**SET EXERCISE**
Give the listing again in full, exactly as written.

--- START DATA TO USE ---

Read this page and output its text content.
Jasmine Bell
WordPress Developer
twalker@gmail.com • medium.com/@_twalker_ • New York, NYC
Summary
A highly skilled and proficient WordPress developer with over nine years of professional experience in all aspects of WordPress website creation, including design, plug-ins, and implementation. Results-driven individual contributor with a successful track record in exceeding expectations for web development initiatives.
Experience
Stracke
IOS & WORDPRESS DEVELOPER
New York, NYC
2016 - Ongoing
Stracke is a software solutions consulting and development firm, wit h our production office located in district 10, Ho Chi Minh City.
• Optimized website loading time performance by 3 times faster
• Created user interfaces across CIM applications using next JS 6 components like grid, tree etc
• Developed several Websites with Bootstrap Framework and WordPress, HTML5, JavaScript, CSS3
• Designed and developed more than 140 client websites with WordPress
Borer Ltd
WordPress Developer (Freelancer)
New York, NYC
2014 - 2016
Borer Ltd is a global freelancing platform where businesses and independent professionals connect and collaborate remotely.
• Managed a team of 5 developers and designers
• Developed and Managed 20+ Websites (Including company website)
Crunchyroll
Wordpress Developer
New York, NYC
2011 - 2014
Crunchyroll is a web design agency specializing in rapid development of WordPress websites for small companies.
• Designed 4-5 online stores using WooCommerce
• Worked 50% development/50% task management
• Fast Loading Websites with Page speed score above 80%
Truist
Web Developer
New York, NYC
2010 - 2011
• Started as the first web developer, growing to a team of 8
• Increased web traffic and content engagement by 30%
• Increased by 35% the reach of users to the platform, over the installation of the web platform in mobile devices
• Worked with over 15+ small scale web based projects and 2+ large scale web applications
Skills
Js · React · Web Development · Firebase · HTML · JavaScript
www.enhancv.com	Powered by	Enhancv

--- END DATA TO USE ---

**ANSWER FOR THIS EXERCISE**
Read this page and output its text content.
Jasmine Bell
WordPress Developer
twalker@gmail.com • medium.com/@_twalker_ • New York, NYC
Summary
A highly skilled and proficient WordPress developer with over nine years of professional experience in all aspects of WordPress website creation, including design, plug-ins, and implementation. Results-driven individual contributor with a successful track record in exceeding expectations for web development initiatives.
Experience
Stracke
IOS & WORDPRESS DEVELOPER
New York, NYC
2016 - Ongoing
Stracke is a software solutions consulting and development firm, wit h our production office located in district 10, Ho Chi Minh City.
• Optimized website loading time performance by 3 times faster
• Created user interfaces across CIM applications using next JS 6 components like grid, tree etc
• Developed several Websites with Bootstrap Framework and WordPress, HTML5, JavaScript, CSS3
• Designed and developed more than 140 client websites with WordPress
Borer Ltd
WordPress Developer (Freelancer)
New York, NYC
2014 - 2016
Borer Ltd is a global freelancing platform where businesses and independent professionals connect and collaborate remotely.
• Managed a team of 5 developers and designers
• Developed and Managed 20+ Websites (Including company website)
Crunchyroll
Wordpress Developer
New York, NYC
2011 - 2014
Crunchyroll is a web design agency specializing in rapid development of WordPress websites for small companies.
• Designed 4-5 online stores using WooCommerce
• Worked 50% development/50% task management
• Fast Loading Websites with Page speed score above 80%
Truist
Web Developer
New York, NYC
2010 - 2011
• Started as the first web developer, growing to a team of 8
• Increased web traffic and content engagement by 30%
• Increased by 35% the reach of users to the platform, over the installation of the web platform in mobile devices
• Worked with over 15+ small scale web based projects and 2+ large scale web applications
Skills
Js · React · Web Development · Firebase · HTML · JavaScript
www.enhancv.com	Powered by	Enhancv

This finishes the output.